* WHAT IS NEEDED *
Copy out the entries below in full and exactly.

***** DATA SUPPLIED *****

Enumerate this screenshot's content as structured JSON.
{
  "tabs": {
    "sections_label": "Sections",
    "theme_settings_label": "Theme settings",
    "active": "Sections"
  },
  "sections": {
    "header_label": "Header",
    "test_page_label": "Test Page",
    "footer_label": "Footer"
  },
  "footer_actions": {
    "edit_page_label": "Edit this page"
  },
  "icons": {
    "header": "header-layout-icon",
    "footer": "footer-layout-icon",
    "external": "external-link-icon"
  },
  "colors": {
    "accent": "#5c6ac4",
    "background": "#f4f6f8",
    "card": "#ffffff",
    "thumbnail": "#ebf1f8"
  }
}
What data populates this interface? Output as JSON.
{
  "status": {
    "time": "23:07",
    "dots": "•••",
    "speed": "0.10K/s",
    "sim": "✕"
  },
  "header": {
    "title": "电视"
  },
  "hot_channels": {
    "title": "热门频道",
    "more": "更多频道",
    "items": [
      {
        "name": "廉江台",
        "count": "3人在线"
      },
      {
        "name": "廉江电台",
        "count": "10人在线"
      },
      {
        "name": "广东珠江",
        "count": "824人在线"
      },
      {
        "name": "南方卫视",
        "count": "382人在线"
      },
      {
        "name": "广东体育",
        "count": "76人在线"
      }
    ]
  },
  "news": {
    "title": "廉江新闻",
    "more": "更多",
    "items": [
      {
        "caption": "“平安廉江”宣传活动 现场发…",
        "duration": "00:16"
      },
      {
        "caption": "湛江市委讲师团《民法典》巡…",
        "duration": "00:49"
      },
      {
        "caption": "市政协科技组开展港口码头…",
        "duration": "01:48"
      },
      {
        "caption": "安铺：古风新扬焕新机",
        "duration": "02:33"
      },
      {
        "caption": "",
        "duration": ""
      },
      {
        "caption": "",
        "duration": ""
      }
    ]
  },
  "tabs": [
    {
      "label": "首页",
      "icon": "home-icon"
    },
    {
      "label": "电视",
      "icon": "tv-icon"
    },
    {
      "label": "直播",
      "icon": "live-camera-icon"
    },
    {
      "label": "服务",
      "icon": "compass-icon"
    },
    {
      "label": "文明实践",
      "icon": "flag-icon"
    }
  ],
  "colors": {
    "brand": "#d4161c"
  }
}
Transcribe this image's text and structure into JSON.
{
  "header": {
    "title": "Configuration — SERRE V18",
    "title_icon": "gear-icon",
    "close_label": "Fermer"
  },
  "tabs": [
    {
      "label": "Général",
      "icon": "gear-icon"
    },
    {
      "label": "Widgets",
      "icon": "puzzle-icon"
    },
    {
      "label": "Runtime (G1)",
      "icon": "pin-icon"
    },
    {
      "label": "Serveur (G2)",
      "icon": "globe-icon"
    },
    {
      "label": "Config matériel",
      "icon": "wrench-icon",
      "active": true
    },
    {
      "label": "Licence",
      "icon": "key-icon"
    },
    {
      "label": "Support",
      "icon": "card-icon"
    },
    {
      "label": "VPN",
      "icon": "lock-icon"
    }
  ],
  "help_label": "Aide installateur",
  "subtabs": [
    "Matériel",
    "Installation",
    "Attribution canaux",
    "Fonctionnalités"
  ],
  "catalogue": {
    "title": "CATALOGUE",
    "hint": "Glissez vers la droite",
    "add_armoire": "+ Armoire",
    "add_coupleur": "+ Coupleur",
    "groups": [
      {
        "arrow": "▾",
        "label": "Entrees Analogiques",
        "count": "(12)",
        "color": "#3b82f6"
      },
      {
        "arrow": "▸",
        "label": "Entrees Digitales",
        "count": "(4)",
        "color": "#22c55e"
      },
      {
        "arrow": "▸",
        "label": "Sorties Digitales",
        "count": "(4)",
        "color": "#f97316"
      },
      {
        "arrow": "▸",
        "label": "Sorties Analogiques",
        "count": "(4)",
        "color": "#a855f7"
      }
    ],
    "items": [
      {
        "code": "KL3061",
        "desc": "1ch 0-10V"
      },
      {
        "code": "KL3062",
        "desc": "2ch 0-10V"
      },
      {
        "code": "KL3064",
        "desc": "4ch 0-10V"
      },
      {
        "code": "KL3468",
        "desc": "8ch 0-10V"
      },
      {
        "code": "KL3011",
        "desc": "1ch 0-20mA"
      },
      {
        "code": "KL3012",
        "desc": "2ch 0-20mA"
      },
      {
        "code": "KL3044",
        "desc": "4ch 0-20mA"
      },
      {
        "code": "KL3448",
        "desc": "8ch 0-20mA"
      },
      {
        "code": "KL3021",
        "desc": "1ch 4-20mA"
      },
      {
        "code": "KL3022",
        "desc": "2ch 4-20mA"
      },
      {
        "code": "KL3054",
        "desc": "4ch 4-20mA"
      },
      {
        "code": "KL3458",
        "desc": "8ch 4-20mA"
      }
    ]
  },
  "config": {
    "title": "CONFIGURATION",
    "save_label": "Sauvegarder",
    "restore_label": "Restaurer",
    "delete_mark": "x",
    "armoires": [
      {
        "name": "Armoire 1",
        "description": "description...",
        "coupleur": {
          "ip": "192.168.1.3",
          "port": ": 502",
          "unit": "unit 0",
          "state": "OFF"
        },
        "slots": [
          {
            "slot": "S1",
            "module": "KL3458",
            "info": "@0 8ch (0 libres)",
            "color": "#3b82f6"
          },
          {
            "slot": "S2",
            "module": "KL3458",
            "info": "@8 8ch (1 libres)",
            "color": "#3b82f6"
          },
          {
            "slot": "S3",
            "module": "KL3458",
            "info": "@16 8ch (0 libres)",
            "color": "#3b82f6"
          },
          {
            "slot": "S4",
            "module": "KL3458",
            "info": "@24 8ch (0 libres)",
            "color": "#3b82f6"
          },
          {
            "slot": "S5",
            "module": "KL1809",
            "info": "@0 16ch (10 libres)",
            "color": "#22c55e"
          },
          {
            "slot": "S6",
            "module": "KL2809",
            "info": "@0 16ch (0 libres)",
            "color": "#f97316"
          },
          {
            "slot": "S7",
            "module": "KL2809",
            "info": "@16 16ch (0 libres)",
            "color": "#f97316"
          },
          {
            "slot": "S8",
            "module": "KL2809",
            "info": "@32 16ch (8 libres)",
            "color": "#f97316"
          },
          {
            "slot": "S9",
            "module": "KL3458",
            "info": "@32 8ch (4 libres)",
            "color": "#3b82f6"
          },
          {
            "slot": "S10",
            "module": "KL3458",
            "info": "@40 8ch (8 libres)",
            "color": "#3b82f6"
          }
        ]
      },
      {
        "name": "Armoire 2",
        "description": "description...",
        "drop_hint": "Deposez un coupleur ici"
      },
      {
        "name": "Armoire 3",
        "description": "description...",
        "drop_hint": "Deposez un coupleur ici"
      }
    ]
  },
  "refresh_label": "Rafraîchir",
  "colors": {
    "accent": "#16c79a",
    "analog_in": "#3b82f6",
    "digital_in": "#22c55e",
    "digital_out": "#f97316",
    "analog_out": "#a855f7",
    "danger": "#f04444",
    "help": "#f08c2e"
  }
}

*****

* WORKED SOLUTION *
Enumerate this screenshot's content as structured JSON.
{
  "tabs": {
    "sections_label": "Sections",
    "theme_settings_label": "Theme settings",
    "active": "Sections"
  },
  "sections": {
    "header_label": "Header",
    "test_page_label": "Test Page",
    "footer_label": "Footer"
  },
  "footer_actions": {
    "edit_page_label": "Edit this page"
  },
  "icons": {
    "header": "header-layout-icon",
    "footer": "footer-layout-icon",
    "external": "external-link-icon"
  },
  "colors": {
    "accent": "#5c6ac4",
    "background": "#f4f6f8",
    "card": "#ffffff",
    "thumbnail": "#ebf1f8"
  }
}
What data populates this interface? Output as JSON.
{
  "status": {
    "time": "23:07",
    "dots": "•••",
    "speed": "0.10K/s",
    "sim": "✕"
  },
  "header": {
    "title": "电视"
  },
  "hot_channels": {
    "title": "热门频道",
    "more": "更多频道",
    "items": [
      {
        "name": "廉江台",
        "count": "3人在线"
      },
      {
        "name": "廉江电台",
        "count": "10人在线"
      },
      {
        "name": "广东珠江",
        "count": "824人在线"
      },
      {
        "name": "南方卫视",
        "count": "382人在线"
      },
      {
        "name": "广东体育",
        "count": "76人在线"
      }
    ]
  },
  "news": {
    "title": "廉江新闻",
    "more": "更多",
    "items": [
      {
        "caption": "“平安廉江”宣传活动 现场发…",
        "duration": "00:16"
      },
      {
        "caption": "湛江市委讲师团《民法典》巡…",
        "duration": "00:49"
      },
      {
        "caption": "市政协科技组开展港口码头…",
        "duration": "01:48"
      },
      {
        "caption": "安铺：古风新扬焕新机",
        "duration": "02:33"
      },
      {
        "caption": "",
        "duration": ""
      },
      {
        "caption": "",
        "duration": ""
      }
    ]
  },
  "tabs": [
    {
      "label": "首页",
      "icon": "home-icon"
    },
    {
      "label": "电视",
      "icon": "tv-icon"
    },
    {
      "label": "直播",
      "icon": "live-camera-icon"
    },
    {
      "label": "服务",
      "icon": "compass-icon"
    },
    {
      "label": "文明实践",
      "icon": "flag-icon"
    }
  ],
  "colors": {
    "brand": "#d4161c"
  }
}
Transcribe this image's text and structure into JSON.
{
  "header": {
    "title": "Configuration — SERRE V18",
    "title_icon": "gear-icon",
    "close_label": "Fermer"
  },
  "tabs": [
    {
      "label": "Général",
      "icon": "gear-icon"
    },
    {
      "label": "Widgets",
      "icon": "puzzle-icon"
    },
    {
      "label": "Runtime (G1)",
      "icon": "pin-icon"
    },
    {
      "label": "Serveur (G2)",
      "icon": "globe-icon"
    },
    {
      "label": "Config matériel",
      "icon": "wrench-icon",
      "active": true
    },
    {
      "label": "Licence",
      "icon": "key-icon"
    },
    {
      "label": "Support",
      "icon": "card-icon"
    },
    {
      "label": "VPN",
      "icon": "lock-icon"
    }
  ],
  "help_label": "Aide installateur",
  "subtabs": [
    "Matériel",
    "Installation",
    "Attribution canaux",
    "Fonctionnalités"
  ],
  "catalogue": {
    "title": "CATALOGUE",
    "hint": "Glissez vers la droite",
    "add_armoire": "+ Armoire",
    "add_coupleur": "+ Coupleur",
    "groups": [
      {
        "arrow": "▾",
        "label": "Entrees Analogiques",
        "count": "(12)",
        "color": "#3b82f6"
      },
      {
        "arrow": "▸",
        "label": "Entrees Digitales",
        "count": "(4)",
        "color": "#22c55e"
      },
      {
        "arrow": "▸",
        "label": "Sorties Digitales",
        "count": "(4)",
        "color": "#f97316"
      },
      {
        "arrow": "▸",
        "label": "Sorties Analogiques",
        "count": "(4)",
        "color": "#a855f7"
      }
    ],
    "items": [
      {
        "code": "KL3061",
        "desc": "1ch 0-10V"
      },
      {
        "code": "KL3062",
        "desc": "2ch 0-10V"
      },
      {
        "code": "KL3064",
        "desc": "4ch 0-10V"
      },
      {
        "code": "KL3468",
        "desc": "8ch 0-10V"
      },
      {
        "code": "KL3011",
        "desc": "1ch 0-20mA"
      },
      {
        "code": "KL3012",
        "desc": "2ch 0-20mA"
      },
      {
        "code": "KL3044",
        "desc": "4ch 0-20mA"
      },
      {
        "code": "KL3448",
        "desc": "8ch 0-20mA"
      },
      {
        "code": "KL3021",
        "desc": "1ch 4-20mA"
      },
      {
        "code": "KL3022",
        "desc": "2ch 4-20mA"
      },
      {
        "code": "KL3054",
        "desc": "4ch 4-20mA"
      },
      {
        "code": "KL3458",
        "desc": "8ch 4-20mA"
      }
    ]
  },
  "config": {
    "title": "CONFIGURATION",
    "save_label": "Sauvegarder",
    "restore_label": "Restaurer",
    "delete_mark": "x",
    "armoires": [
      {
        "name": "Armoire 1",
        "description": "description...",
        "coupleur": {
          "ip": "192.168.1.3",
          "port": ": 502",
          "unit": "unit 0",
          "state": "OFF"
        },
        "slots": [
          {
            "slot": "S1",
            "module": "KL3458",
            "info": "@0 8ch (0 libres)",
            "color": "#3b82f6"
          },
          {
            "slot": "S2",
            "module": "KL3458",
            "info": "@8 8ch (1 libres)",
            "color": "#3b82f6"
          },
          {
            "slot": "S3",
            "module": "KL3458",
            "info": "@16 8ch (0 libres)",
            "color": "#3b82f6"
          },
          {
            "slot": "S4",
            "module": "KL3458",
            "info": "@24 8ch (0 libres)",
            "color": "#3b82f6"
          },
          {
            "slot": "S5",
            "module": "KL1809",
            "info": "@0 16ch (10 libres)",
            "color": "#22c55e"
          },
          {
            "slot": "S6",
            "module": "KL2809",
            "info": "@0 16ch (0 libres)",
            "color": "#f97316"
          },
          {
            "slot": "S7",
            "module": "KL2809",
            "info": "@16 16ch (0 libres)",
            "color": "#f97316"
          },
          {
            "slot": "S8",
            "module": "KL2809",
            "info": "@32 16ch (8 libres)",
            "color": "#f97316"
          },
          {
            "slot": "S9",
            "module": "KL3458",
            "info": "@32 8ch (4 libres)",
            "color": "#3b82f6"
          },
          {
            "slot": "S10",
            "module": "KL3458",
            "info": "@40 8ch (8 libres)",
            "color": "#3b82f6"
          }
        ]
      },
      {
        "name": "Armoire 2",
        "description": "description...",
        "drop_hint": "Deposez un coupleur ici"
      },
      {
        "name": "Armoire 3",
        "description": "description...",
        "drop_hint": "Deposez un coupleur ici"
      }
    ]
  },
  "refresh_label": "Rafraîchir",
  "colors": {
    "accent": "#16c79a",
    "analog_in": "#3b82f6",
    "digital_in": "#22c55e",
    "digital_out": "#f97316",
    "analog_out": "#a855f7",
    "danger": "#f04444",
    "help": "#f08c2e"
  }
}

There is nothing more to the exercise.